RECORDS SHOWN

[BEGIN]

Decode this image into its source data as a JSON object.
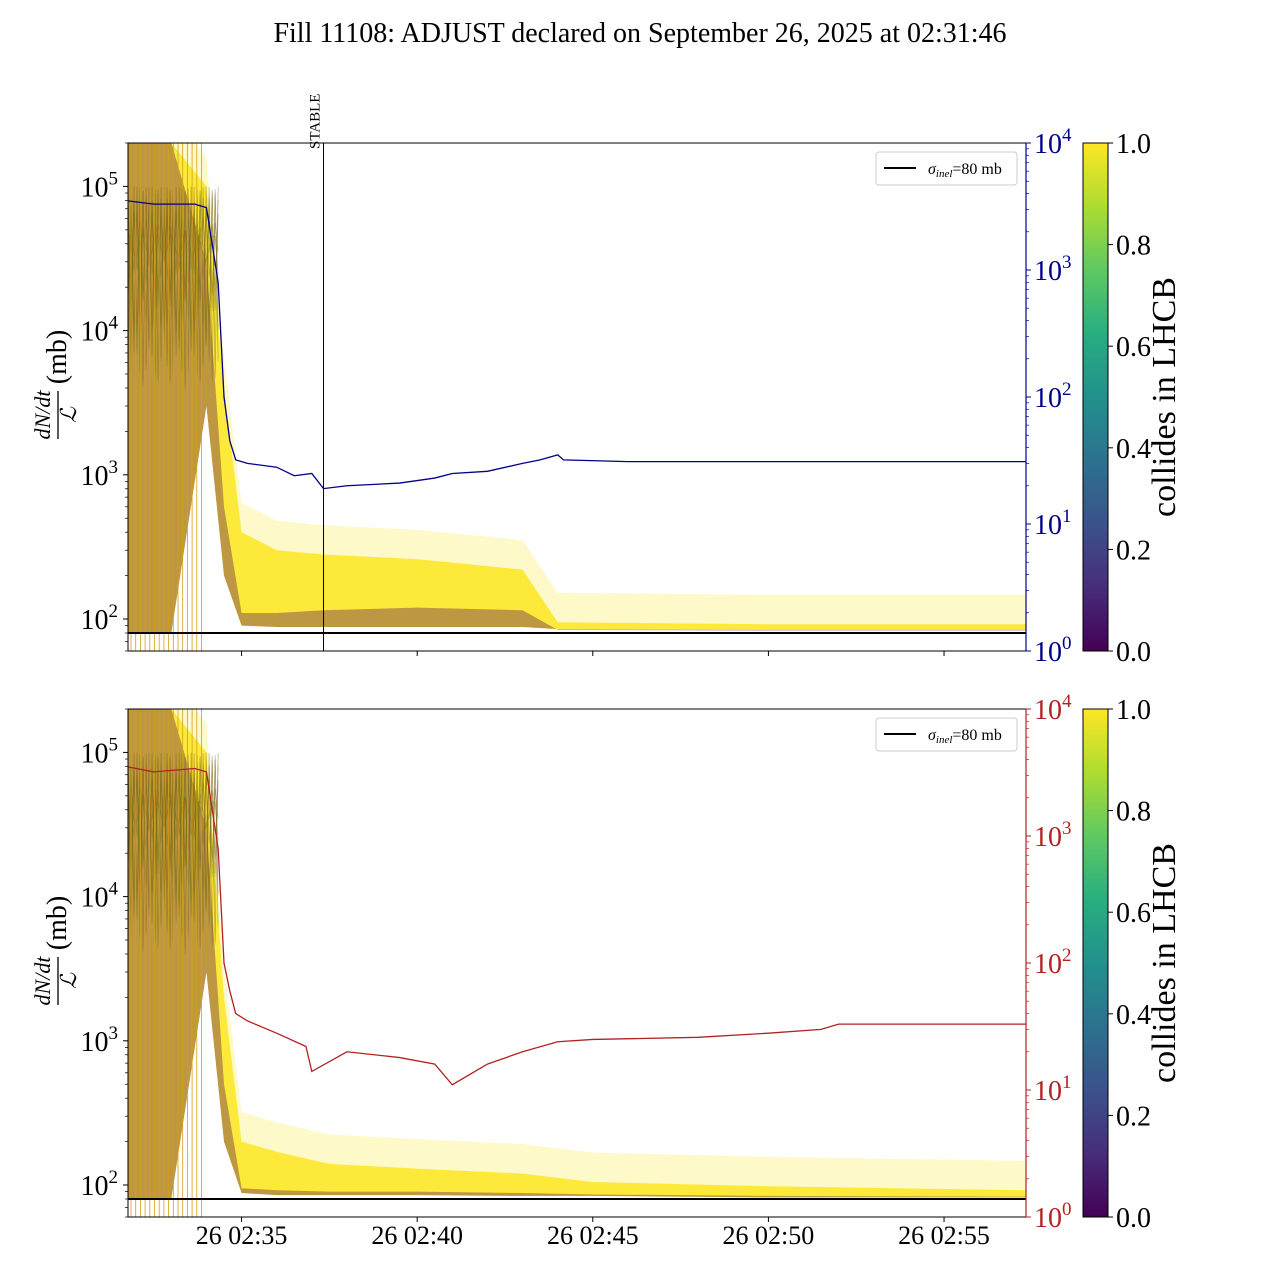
{
  "title": "Fill 11108: ADJUST declared on September 26, 2025 at 02:31:46",
  "colors": {
    "top_right_axis": "#00008b",
    "bottom_right_axis": "#b22222",
    "inel_line": "#000000",
    "viridis_low": "#440154",
    "viridis_high": "#fde725"
  },
  "chart_data": [
    {
      "type": "line",
      "panel": "top",
      "ylabel_left": "dN/dt / ℒ (mb)",
      "yscale_left": "log",
      "ylim_left": [
        60,
        200000
      ],
      "left_ticks": [
        {
          "v": 100,
          "base": "10",
          "exp": "2"
        },
        {
          "v": 1000,
          "base": "10",
          "exp": "3"
        },
        {
          "v": 10000,
          "base": "10",
          "exp": "4"
        },
        {
          "v": 100000,
          "base": "10",
          "exp": "5"
        }
      ],
      "yscale_right": "log",
      "ylim_right": [
        1,
        10000
      ],
      "right_ticks": [
        {
          "v": 1,
          "base": "10",
          "exp": "0"
        },
        {
          "v": 10,
          "base": "10",
          "exp": "1"
        },
        {
          "v": 100,
          "base": "10",
          "exp": "2"
        },
        {
          "v": 1000,
          "base": "10",
          "exp": "3"
        },
        {
          "v": 10000,
          "base": "10",
          "exp": "4"
        }
      ],
      "xlim": [
        "02:31:46",
        "02:57:20"
      ],
      "legend": {
        "label_sym": "σ",
        "label_sub": "inel",
        "label_rest": "=80 mb",
        "placement": "top-right"
      },
      "inel_value_mb": 80,
      "annotation": {
        "text": "STABLE",
        "x": "02:37:20"
      },
      "band_lower_x": [
        "02:31:46",
        "02:33:00",
        "02:34:00",
        "02:34:30",
        "02:35:00",
        "02:36:00",
        "02:37:20",
        "02:40:00",
        "02:43:00",
        "02:44:00",
        "02:50:00",
        "02:57:20"
      ],
      "band_lower_y": [
        80,
        80,
        3000,
        200,
        90,
        88,
        88,
        88,
        88,
        85,
        84,
        84
      ],
      "band_upper_y": [
        200000,
        200000,
        100000,
        4000,
        400,
        300,
        280,
        260,
        220,
        95,
        92,
        92
      ],
      "purple_upper_y": [
        200000,
        200000,
        30000,
        600,
        110,
        110,
        115,
        120,
        115,
        84,
        83,
        83
      ],
      "series": [
        {
          "axis": "right",
          "x": [
            "02:31:46",
            "02:32:30",
            "02:33:40",
            "02:34:00",
            "02:34:20",
            "02:34:30",
            "02:34:40",
            "02:34:50",
            "02:35:10",
            "02:36:00",
            "02:36:30",
            "02:37:00",
            "02:37:20",
            "02:38:00",
            "02:39:30",
            "02:40:30",
            "02:41:00",
            "02:42:00",
            "02:43:00",
            "02:43:30",
            "02:44:00",
            "02:44:10",
            "02:46:00",
            "02:50:00",
            "02:55:00",
            "02:57:20"
          ],
          "y": [
            3500,
            3300,
            3300,
            3100,
            800,
            100,
            45,
            32,
            30,
            28,
            24,
            25,
            19,
            20,
            21,
            23,
            25,
            26,
            30,
            32,
            35,
            32,
            31,
            31,
            31,
            31
          ]
        }
      ]
    },
    {
      "type": "line",
      "panel": "bottom",
      "ylabel_left": "dN/dt / ℒ (mb)",
      "yscale_left": "log",
      "ylim_left": [
        60,
        200000
      ],
      "left_ticks": [
        {
          "v": 100,
          "base": "10",
          "exp": "2"
        },
        {
          "v": 1000,
          "base": "10",
          "exp": "3"
        },
        {
          "v": 10000,
          "base": "10",
          "exp": "4"
        },
        {
          "v": 100000,
          "base": "10",
          "exp": "5"
        }
      ],
      "yscale_right": "log",
      "ylim_right": [
        1,
        10000
      ],
      "right_ticks": [
        {
          "v": 1,
          "base": "10",
          "exp": "0"
        },
        {
          "v": 10,
          "base": "10",
          "exp": "1"
        },
        {
          "v": 100,
          "base": "10",
          "exp": "2"
        },
        {
          "v": 1000,
          "base": "10",
          "exp": "3"
        },
        {
          "v": 10000,
          "base": "10",
          "exp": "4"
        }
      ],
      "xlim": [
        "02:31:46",
        "02:57:20"
      ],
      "xticks": [
        {
          "t": "02:35:00",
          "label": "26 02:35"
        },
        {
          "t": "02:40:00",
          "label": "26 02:40"
        },
        {
          "t": "02:45:00",
          "label": "26 02:45"
        },
        {
          "t": "02:50:00",
          "label": "26 02:50"
        },
        {
          "t": "02:55:00",
          "label": "26 02:55"
        }
      ],
      "legend": {
        "label_sym": "σ",
        "label_sub": "inel",
        "label_rest": "=80 mb",
        "placement": "top-right"
      },
      "inel_value_mb": 80,
      "band_lower_x": [
        "02:31:46",
        "02:33:00",
        "02:34:00",
        "02:34:30",
        "02:35:00",
        "02:36:00",
        "02:37:30",
        "02:40:00",
        "02:43:00",
        "02:45:00",
        "02:50:00",
        "02:57:20"
      ],
      "band_lower_y": [
        80,
        80,
        3000,
        200,
        88,
        85,
        85,
        85,
        84,
        84,
        82,
        82
      ],
      "band_upper_y": [
        200000,
        200000,
        100000,
        2000,
        200,
        170,
        140,
        130,
        120,
        105,
        98,
        92
      ],
      "purple_upper_y": [
        200000,
        200000,
        30000,
        500,
        95,
        92,
        90,
        90,
        88,
        86,
        84,
        83
      ],
      "series": [
        {
          "axis": "right",
          "x": [
            "02:31:46",
            "02:32:30",
            "02:33:40",
            "02:34:00",
            "02:34:20",
            "02:34:30",
            "02:34:40",
            "02:34:50",
            "02:35:10",
            "02:36:00",
            "02:36:50",
            "02:37:00",
            "02:38:00",
            "02:39:30",
            "02:40:30",
            "02:41:00",
            "02:42:00",
            "02:43:00",
            "02:44:00",
            "02:45:00",
            "02:48:00",
            "02:50:00",
            "02:51:30",
            "02:52:00",
            "02:55:00",
            "02:57:20"
          ],
          "y": [
            3500,
            3200,
            3400,
            3200,
            800,
            100,
            60,
            40,
            35,
            28,
            22,
            14,
            20,
            18,
            16,
            11,
            16,
            20,
            24,
            25,
            26,
            28,
            30,
            33,
            33,
            33
          ]
        }
      ]
    }
  ],
  "colorbar": {
    "label": "collides in LHCB",
    "ticks": [
      "0.0",
      "0.2",
      "0.4",
      "0.6",
      "0.8",
      "1.0"
    ],
    "range": [
      0,
      1
    ]
  }
}
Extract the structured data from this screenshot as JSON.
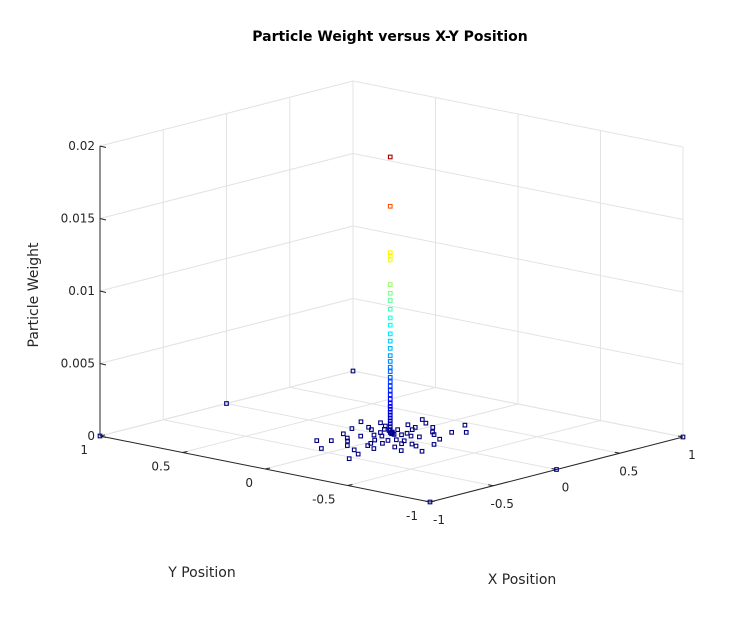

[END]

EXERCISE TASK
Restate the whole listing above exactly, please, omitting every image.

FINISHED EXERCISE
Decode this image into its source data as a JSON object.
{
  "title": "Fill 11108: ADJUST declared on September 26, 2025 at 02:31:46",
  "colors": {
    "top_right_axis": "#00008b",
    "bottom_right_axis": "#b22222",
    "inel_line": "#000000",
    "viridis_low": "#440154",
    "viridis_high": "#fde725"
  },
  "chart_data": [
    {
      "type": "line",
      "panel": "top",
      "ylabel_left": "dN/dt / ℒ (mb)",
      "yscale_left": "log",
      "ylim_left": [
        60,
        200000
      ],
      "left_ticks": [
        {
          "v": 100,
          "base": "10",
          "exp": "2"
        },
        {
          "v": 1000,
          "base": "10",
          "exp": "3"
        },
        {
          "v": 10000,
          "base": "10",
          "exp": "4"
        },
        {
          "v": 100000,
          "base": "10",
          "exp": "5"
        }
      ],
      "yscale_right": "log",
      "ylim_right": [
        1,
        10000
      ],
      "right_ticks": [
        {
          "v": 1,
          "base": "10",
          "exp": "0"
        },
        {
          "v": 10,
          "base": "10",
          "exp": "1"
        },
        {
          "v": 100,
          "base": "10",
          "exp": "2"
        },
        {
          "v": 1000,
          "base": "10",
          "exp": "3"
        },
        {
          "v": 10000,
          "base": "10",
          "exp": "4"
        }
      ],
      "xlim": [
        "02:31:46",
        "02:57:20"
      ],
      "legend": {
        "label_sym": "σ",
        "label_sub": "inel",
        "label_rest": "=80 mb",
        "placement": "top-right"
      },
      "inel_value_mb": 80,
      "annotation": {
        "text": "STABLE",
        "x": "02:37:20"
      },
      "band_lower_x": [
        "02:31:46",
        "02:33:00",
        "02:34:00",
        "02:34:30",
        "02:35:00",
        "02:36:00",
        "02:37:20",
        "02:40:00",
        "02:43:00",
        "02:44:00",
        "02:50:00",
        "02:57:20"
      ],
      "band_lower_y": [
        80,
        80,
        3000,
        200,
        90,
        88,
        88,
        88,
        88,
        85,
        84,
        84
      ],
      "band_upper_y": [
        200000,
        200000,
        100000,
        4000,
        400,
        300,
        280,
        260,
        220,
        95,
        92,
        92
      ],
      "purple_upper_y": [
        200000,
        200000,
        30000,
        600,
        110,
        110,
        115,
        120,
        115,
        84,
        83,
        83
      ],
      "series": [
        {
          "axis": "right",
          "x": [
            "02:31:46",
            "02:32:30",
            "02:33:40",
            "02:34:00",
            "02:34:20",
            "02:34:30",
            "02:34:40",
            "02:34:50",
            "02:35:10",
            "02:36:00",
            "02:36:30",
            "02:37:00",
            "02:37:20",
            "02:38:00",
            "02:39:30",
            "02:40:30",
            "02:41:00",
            "02:42:00",
            "02:43:00",
            "02:43:30",
            "02:44:00",
            "02:44:10",
            "02:46:00",
            "02:50:00",
            "02:55:00",
            "02:57:20"
          ],
          "y": [
            3500,
            3300,
            3300,
            3100,
            800,
            100,
            45,
            32,
            30,
            28,
            24,
            25,
            19,
            20,
            21,
            23,
            25,
            26,
            30,
            32,
            35,
            32,
            31,
            31,
            31,
            31
          ]
        }
      ]
    },
    {
      "type": "line",
      "panel": "bottom",
      "ylabel_left": "dN/dt / ℒ (mb)",
      "yscale_left": "log",
      "ylim_left": [
        60,
        200000
      ],
      "left_ticks": [
        {
          "v": 100,
          "base": "10",
          "exp": "2"
        },
        {
          "v": 1000,
          "base": "10",
          "exp": "3"
        },
        {
          "v": 10000,
          "base": "10",
          "exp": "4"
        },
        {
          "v": 100000,
          "base": "10",
          "exp": "5"
        }
      ],
      "yscale_right": "log",
      "ylim_right": [
        1,
        10000
      ],
      "right_ticks": [
        {
          "v": 1,
          "base": "10",
          "exp": "0"
        },
        {
          "v": 10,
          "base": "10",
          "exp": "1"
        },
        {
          "v": 100,
          "base": "10",
          "exp": "2"
        },
        {
          "v": 1000,
          "base": "10",
          "exp": "3"
        },
        {
          "v": 10000,
          "base": "10",
          "exp": "4"
        }
      ],
      "xlim": [
        "02:31:46",
        "02:57:20"
      ],
      "xticks": [
        {
          "t": "02:35:00",
          "label": "26 02:35"
        },
        {
          "t": "02:40:00",
          "label": "26 02:40"
        },
        {
          "t": "02:45:00",
          "label": "26 02:45"
        },
        {
          "t": "02:50:00",
          "label": "26 02:50"
        },
        {
          "t": "02:55:00",
          "label": "26 02:55"
        }
      ],
      "legend": {
        "label_sym": "σ",
        "label_sub": "inel",
        "label_rest": "=80 mb",
        "placement": "top-right"
      },
      "inel_value_mb": 80,
      "band_lower_x": [
        "02:31:46",
        "02:33:00",
        "02:34:00",
        "02:34:30",
        "02:35:00",
        "02:36:00",
        "02:37:30",
        "02:40:00",
        "02:43:00",
        "02:45:00",
        "02:50:00",
        "02:57:20"
      ],
      "band_lower_y": [
        80,
        80,
        3000,
        200,
        88,
        85,
        85,
        85,
        84,
        84,
        82,
        82
      ],
      "band_upper_y": [
        200000,
        200000,
        100000,
        2000,
        200,
        170,
        140,
        130,
        120,
        105,
        98,
        92
      ],
      "purple_upper_y": [
        200000,
        200000,
        30000,
        500,
        95,
        92,
        90,
        90,
        88,
        86,
        84,
        83
      ],
      "series": [
        {
          "axis": "right",
          "x": [
            "02:31:46",
            "02:32:30",
            "02:33:40",
            "02:34:00",
            "02:34:20",
            "02:34:30",
            "02:34:40",
            "02:34:50",
            "02:35:10",
            "02:36:00",
            "02:36:50",
            "02:37:00",
            "02:38:00",
            "02:39:30",
            "02:40:30",
            "02:41:00",
            "02:42:00",
            "02:43:00",
            "02:44:00",
            "02:45:00",
            "02:48:00",
            "02:50:00",
            "02:51:30",
            "02:52:00",
            "02:55:00",
            "02:57:20"
          ],
          "y": [
            3500,
            3200,
            3400,
            3200,
            800,
            100,
            60,
            40,
            35,
            28,
            22,
            14,
            20,
            18,
            16,
            11,
            16,
            20,
            24,
            25,
            26,
            28,
            30,
            33,
            33,
            33
          ]
        }
      ]
    }
  ],
  "colorbar": {
    "label": "collides in LHCB",
    "ticks": [
      "0.0",
      "0.2",
      "0.4",
      "0.6",
      "0.8",
      "1.0"
    ],
    "range": [
      0,
      1
    ]
  }
}
Extract the structured data from this screenshot as JSON.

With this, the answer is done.